[Excerpts from a figure dataset]
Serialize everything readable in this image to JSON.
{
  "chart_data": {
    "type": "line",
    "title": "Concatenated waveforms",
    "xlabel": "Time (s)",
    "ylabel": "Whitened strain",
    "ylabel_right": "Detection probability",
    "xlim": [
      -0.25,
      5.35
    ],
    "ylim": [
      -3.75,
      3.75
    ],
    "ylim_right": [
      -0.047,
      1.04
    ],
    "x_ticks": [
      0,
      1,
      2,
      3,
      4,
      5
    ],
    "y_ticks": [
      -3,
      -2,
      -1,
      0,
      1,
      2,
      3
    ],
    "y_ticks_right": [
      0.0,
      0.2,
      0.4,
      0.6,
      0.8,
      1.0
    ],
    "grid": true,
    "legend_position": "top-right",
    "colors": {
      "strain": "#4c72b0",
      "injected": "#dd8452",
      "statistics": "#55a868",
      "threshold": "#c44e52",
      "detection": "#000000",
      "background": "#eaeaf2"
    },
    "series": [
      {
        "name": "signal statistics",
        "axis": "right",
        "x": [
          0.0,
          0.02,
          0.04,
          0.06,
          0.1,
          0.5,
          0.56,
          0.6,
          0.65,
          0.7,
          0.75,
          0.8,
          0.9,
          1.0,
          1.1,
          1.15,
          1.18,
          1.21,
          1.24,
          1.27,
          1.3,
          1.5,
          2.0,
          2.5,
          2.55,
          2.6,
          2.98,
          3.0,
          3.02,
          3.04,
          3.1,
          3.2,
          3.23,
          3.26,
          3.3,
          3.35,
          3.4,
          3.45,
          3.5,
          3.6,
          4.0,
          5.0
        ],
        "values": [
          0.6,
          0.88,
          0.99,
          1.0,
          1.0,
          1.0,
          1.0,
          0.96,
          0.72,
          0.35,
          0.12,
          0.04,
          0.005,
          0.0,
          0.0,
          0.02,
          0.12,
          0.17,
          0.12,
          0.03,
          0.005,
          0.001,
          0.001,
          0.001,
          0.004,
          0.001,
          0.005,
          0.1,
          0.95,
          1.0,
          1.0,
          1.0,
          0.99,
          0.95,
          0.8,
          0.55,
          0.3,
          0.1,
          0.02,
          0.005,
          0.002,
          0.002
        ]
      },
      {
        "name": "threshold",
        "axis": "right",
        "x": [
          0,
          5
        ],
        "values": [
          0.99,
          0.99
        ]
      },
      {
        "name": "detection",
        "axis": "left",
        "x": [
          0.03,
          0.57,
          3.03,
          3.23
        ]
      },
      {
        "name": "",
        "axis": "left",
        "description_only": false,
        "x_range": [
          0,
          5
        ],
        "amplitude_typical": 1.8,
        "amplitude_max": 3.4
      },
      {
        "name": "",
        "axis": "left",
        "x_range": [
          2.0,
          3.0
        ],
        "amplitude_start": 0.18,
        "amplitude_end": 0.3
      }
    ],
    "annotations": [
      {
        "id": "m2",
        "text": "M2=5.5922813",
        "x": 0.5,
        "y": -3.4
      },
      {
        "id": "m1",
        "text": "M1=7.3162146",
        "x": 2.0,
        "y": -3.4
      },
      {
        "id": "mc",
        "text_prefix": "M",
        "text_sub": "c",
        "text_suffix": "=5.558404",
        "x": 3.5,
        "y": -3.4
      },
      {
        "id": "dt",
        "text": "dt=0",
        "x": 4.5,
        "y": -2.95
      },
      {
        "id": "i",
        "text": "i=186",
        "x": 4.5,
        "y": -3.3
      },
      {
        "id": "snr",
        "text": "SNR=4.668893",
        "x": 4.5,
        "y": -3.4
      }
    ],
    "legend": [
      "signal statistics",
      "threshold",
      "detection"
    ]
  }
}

__DIRECTIONS FOR THIS TASK__.
Repeat each of the entries above precisely as given.

__TASK RESPONSE__.
Serialize everything readable in this image to JSON.
{
  "chart_data": {
    "type": "line",
    "title": "Concatenated waveforms",
    "xlabel": "Time (s)",
    "ylabel": "Whitened strain",
    "ylabel_right": "Detection probability",
    "xlim": [
      -0.25,
      5.35
    ],
    "ylim": [
      -3.75,
      3.75
    ],
    "ylim_right": [
      -0.047,
      1.04
    ],
    "x_ticks": [
      0,
      1,
      2,
      3,
      4,
      5
    ],
    "y_ticks": [
      -3,
      -2,
      -1,
      0,
      1,
      2,
      3
    ],
    "y_ticks_right": [
      0.0,
      0.2,
      0.4,
      0.6,
      0.8,
      1.0
    ],
    "grid": true,
    "legend_position": "top-right",
    "colors": {
      "strain": "#4c72b0",
      "injected": "#dd8452",
      "statistics": "#55a868",
      "threshold": "#c44e52",
      "detection": "#000000",
      "background": "#eaeaf2"
    },
    "series": [
      {
        "name": "signal statistics",
        "axis": "right",
        "x": [
          0.0,
          0.02,
          0.04,
          0.06,
          0.1,
          0.5,
          0.56,
          0.6,
          0.65,
          0.7,
          0.75,
          0.8,
          0.9,
          1.0,
          1.1,
          1.15,
          1.18,
          1.21,
          1.24,
          1.27,
          1.3,
          1.5,
          2.0,
          2.5,
          2.55,
          2.6,
          2.98,
          3.0,
          3.02,
          3.04,
          3.1,
          3.2,
          3.23,
          3.26,
          3.3,
          3.35,
          3.4,
          3.45,
          3.5,
          3.6,
          4.0,
          5.0
        ],
        "values": [
          0.6,
          0.88,
          0.99,
          1.0,
          1.0,
          1.0,
          1.0,
          0.96,
          0.72,
          0.35,
          0.12,
          0.04,
          0.005,
          0.0,
          0.0,
          0.02,
          0.12,
          0.17,
          0.12,
          0.03,
          0.005,
          0.001,
          0.001,
          0.001,
          0.004,
          0.001,
          0.005,
          0.1,
          0.95,
          1.0,
          1.0,
          1.0,
          0.99,
          0.95,
          0.8,
          0.55,
          0.3,
          0.1,
          0.02,
          0.005,
          0.002,
          0.002
        ]
      },
      {
        "name": "threshold",
        "axis": "right",
        "x": [
          0,
          5
        ],
        "values": [
          0.99,
          0.99
        ]
      },
      {
        "name": "detection",
        "axis": "left",
        "x": [
          0.03,
          0.57,
          3.03,
          3.23
        ]
      },
      {
        "name": "",
        "axis": "left",
        "description_only": false,
        "x_range": [
          0,
          5
        ],
        "amplitude_typical": 1.8,
        "amplitude_max": 3.4
      },
      {
        "name": "",
        "axis": "left",
        "x_range": [
          2.0,
          3.0
        ],
        "amplitude_start": 0.18,
        "amplitude_end": 0.3
      }
    ],
    "annotations": [
      {
        "id": "m2",
        "text": "M2=5.5922813",
        "x": 0.5,
        "y": -3.4
      },
      {
        "id": "m1",
        "text": "M1=7.3162146",
        "x": 2.0,
        "y": -3.4
      },
      {
        "id": "mc",
        "text_prefix": "M",
        "text_sub": "c",
        "text_suffix": "=5.558404",
        "x": 3.5,
        "y": -3.4
      },
      {
        "id": "dt",
        "text": "dt=0",
        "x": 4.5,
        "y": -2.95
      },
      {
        "id": "i",
        "text": "i=186",
        "x": 4.5,
        "y": -3.3
      },
      {
        "id": "snr",
        "text": "SNR=4.668893",
        "x": 4.5,
        "y": -3.4
      }
    ],
    "legend": [
      "signal statistics",
      "threshold",
      "detection"
    ]
  }
}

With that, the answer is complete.